Exercise goal:
The records that follow are to be repeated exactly, with the pictures removed.

Dataset rows:

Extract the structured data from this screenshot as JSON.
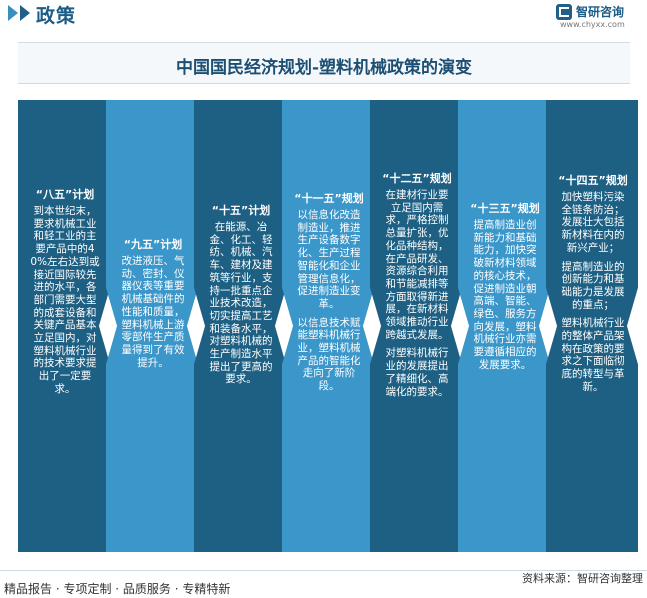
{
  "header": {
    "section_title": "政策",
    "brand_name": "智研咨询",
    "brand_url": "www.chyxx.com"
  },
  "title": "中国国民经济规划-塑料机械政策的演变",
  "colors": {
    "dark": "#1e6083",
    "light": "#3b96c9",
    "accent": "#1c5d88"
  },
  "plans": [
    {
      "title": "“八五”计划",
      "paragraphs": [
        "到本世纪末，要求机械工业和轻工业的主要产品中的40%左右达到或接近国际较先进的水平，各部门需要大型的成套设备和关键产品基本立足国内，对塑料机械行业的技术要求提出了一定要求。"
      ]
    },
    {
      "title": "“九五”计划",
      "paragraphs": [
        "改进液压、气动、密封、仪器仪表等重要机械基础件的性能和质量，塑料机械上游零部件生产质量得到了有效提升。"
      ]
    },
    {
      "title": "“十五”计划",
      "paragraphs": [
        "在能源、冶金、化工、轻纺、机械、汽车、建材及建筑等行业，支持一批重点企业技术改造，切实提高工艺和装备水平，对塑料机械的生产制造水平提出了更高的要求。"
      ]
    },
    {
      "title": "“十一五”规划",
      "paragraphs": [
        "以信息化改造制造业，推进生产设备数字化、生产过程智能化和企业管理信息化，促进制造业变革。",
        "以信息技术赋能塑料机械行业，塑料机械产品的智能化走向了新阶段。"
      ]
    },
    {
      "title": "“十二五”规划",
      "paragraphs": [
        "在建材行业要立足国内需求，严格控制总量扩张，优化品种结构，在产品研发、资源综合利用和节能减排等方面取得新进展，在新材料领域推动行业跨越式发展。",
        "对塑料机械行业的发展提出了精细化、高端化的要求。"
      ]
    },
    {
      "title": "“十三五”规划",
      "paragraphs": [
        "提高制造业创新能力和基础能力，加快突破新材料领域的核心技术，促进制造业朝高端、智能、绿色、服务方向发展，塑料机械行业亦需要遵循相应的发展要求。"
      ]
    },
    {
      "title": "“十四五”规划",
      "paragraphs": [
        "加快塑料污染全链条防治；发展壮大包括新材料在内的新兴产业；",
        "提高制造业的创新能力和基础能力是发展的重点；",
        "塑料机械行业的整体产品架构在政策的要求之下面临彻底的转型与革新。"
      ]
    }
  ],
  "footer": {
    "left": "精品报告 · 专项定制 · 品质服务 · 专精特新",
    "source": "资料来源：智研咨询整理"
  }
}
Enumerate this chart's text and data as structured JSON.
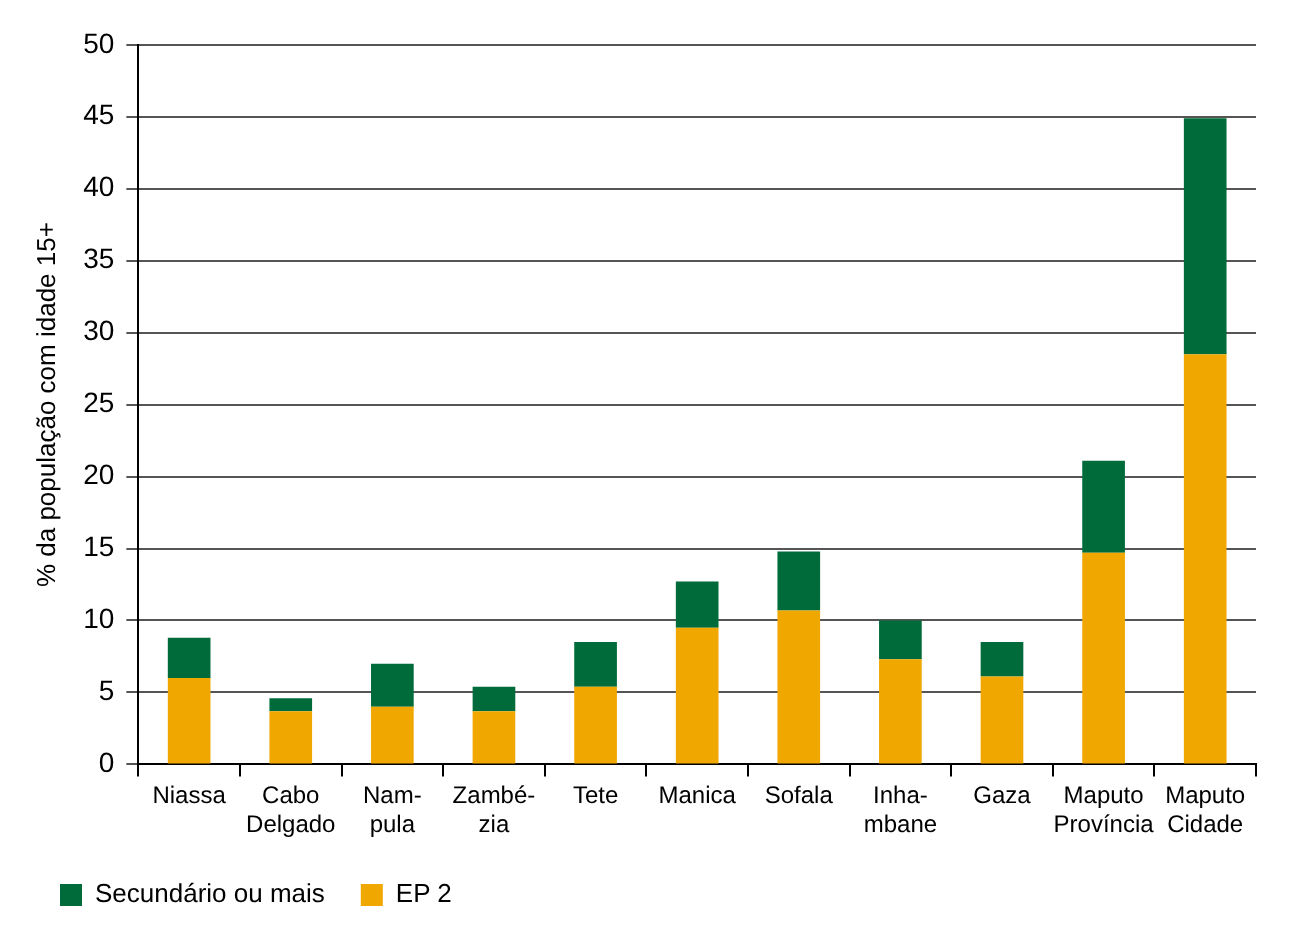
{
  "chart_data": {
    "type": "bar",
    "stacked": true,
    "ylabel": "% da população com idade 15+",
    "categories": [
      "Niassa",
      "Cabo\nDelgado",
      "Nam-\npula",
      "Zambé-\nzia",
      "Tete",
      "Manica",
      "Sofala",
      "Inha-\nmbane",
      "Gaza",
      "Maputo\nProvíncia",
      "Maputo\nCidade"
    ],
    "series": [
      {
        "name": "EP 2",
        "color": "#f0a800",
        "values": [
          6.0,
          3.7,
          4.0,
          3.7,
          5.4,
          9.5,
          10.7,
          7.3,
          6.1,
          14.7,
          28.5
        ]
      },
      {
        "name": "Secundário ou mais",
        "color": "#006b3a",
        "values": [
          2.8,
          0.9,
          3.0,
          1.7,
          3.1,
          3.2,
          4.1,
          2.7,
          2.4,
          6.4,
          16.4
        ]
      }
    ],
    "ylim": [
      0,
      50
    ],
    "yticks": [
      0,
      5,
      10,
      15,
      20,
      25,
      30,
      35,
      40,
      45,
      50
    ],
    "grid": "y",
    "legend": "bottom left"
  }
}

Answer to this task:
Extract the structured data from this screenshot as JSON.
{
  "header": {
    "section_title": "政策",
    "brand_name": "智研咨询",
    "brand_url": "www.chyxx.com"
  },
  "title": "中国国民经济规划-塑料机械政策的演变",
  "colors": {
    "dark": "#1e6083",
    "light": "#3b96c9",
    "accent": "#1c5d88"
  },
  "plans": [
    {
      "title": "“八五”计划",
      "paragraphs": [
        "到本世纪末，要求机械工业和轻工业的主要产品中的40%左右达到或接近国际较先进的水平，各部门需要大型的成套设备和关键产品基本立足国内，对塑料机械行业的技术要求提出了一定要求。"
      ]
    },
    {
      "title": "“九五”计划",
      "paragraphs": [
        "改进液压、气动、密封、仪器仪表等重要机械基础件的性能和质量，塑料机械上游零部件生产质量得到了有效提升。"
      ]
    },
    {
      "title": "“十五”计划",
      "paragraphs": [
        "在能源、冶金、化工、轻纺、机械、汽车、建材及建筑等行业，支持一批重点企业技术改造，切实提高工艺和装备水平，对塑料机械的生产制造水平提出了更高的要求。"
      ]
    },
    {
      "title": "“十一五”规划",
      "paragraphs": [
        "以信息化改造制造业，推进生产设备数字化、生产过程智能化和企业管理信息化，促进制造业变革。",
        "以信息技术赋能塑料机械行业，塑料机械产品的智能化走向了新阶段。"
      ]
    },
    {
      "title": "“十二五”规划",
      "paragraphs": [
        "在建材行业要立足国内需求，严格控制总量扩张，优化品种结构，在产品研发、资源综合利用和节能减排等方面取得新进展，在新材料领域推动行业跨越式发展。",
        "对塑料机械行业的发展提出了精细化、高端化的要求。"
      ]
    },
    {
      "title": "“十三五”规划",
      "paragraphs": [
        "提高制造业创新能力和基础能力，加快突破新材料领域的核心技术，促进制造业朝高端、智能、绿色、服务方向发展，塑料机械行业亦需要遵循相应的发展要求。"
      ]
    },
    {
      "title": "“十四五”规划",
      "paragraphs": [
        "加快塑料污染全链条防治；发展壮大包括新材料在内的新兴产业；",
        "提高制造业的创新能力和基础能力是发展的重点；",
        "塑料机械行业的整体产品架构在政策的要求之下面临彻底的转型与革新。"
      ]
    }
  ],
  "footer": {
    "left": "精品报告 · 专项定制 · 品质服务 · 专精特新",
    "source": "资料来源：智研咨询整理"
  }
}
Enumerate this chart's text and data as structured JSON.
{
  "chart_data": {
    "type": "bar",
    "stacked": true,
    "ylabel": "% da população com idade 15+",
    "categories": [
      "Niassa",
      "Cabo\nDelgado",
      "Nam-\npula",
      "Zambé-\nzia",
      "Tete",
      "Manica",
      "Sofala",
      "Inha-\nmbane",
      "Gaza",
      "Maputo\nProvíncia",
      "Maputo\nCidade"
    ],
    "series": [
      {
        "name": "EP 2",
        "color": "#f0a800",
        "values": [
          6.0,
          3.7,
          4.0,
          3.7,
          5.4,
          9.5,
          10.7,
          7.3,
          6.1,
          14.7,
          28.5
        ]
      },
      {
        "name": "Secundário ou mais",
        "color": "#006b3a",
        "values": [
          2.8,
          0.9,
          3.0,
          1.7,
          3.1,
          3.2,
          4.1,
          2.7,
          2.4,
          6.4,
          16.4
        ]
      }
    ],
    "ylim": [
      0,
      50
    ],
    "yticks": [
      0,
      5,
      10,
      15,
      20,
      25,
      30,
      35,
      40,
      45,
      50
    ],
    "grid": "y",
    "legend": "bottom left"
  }
}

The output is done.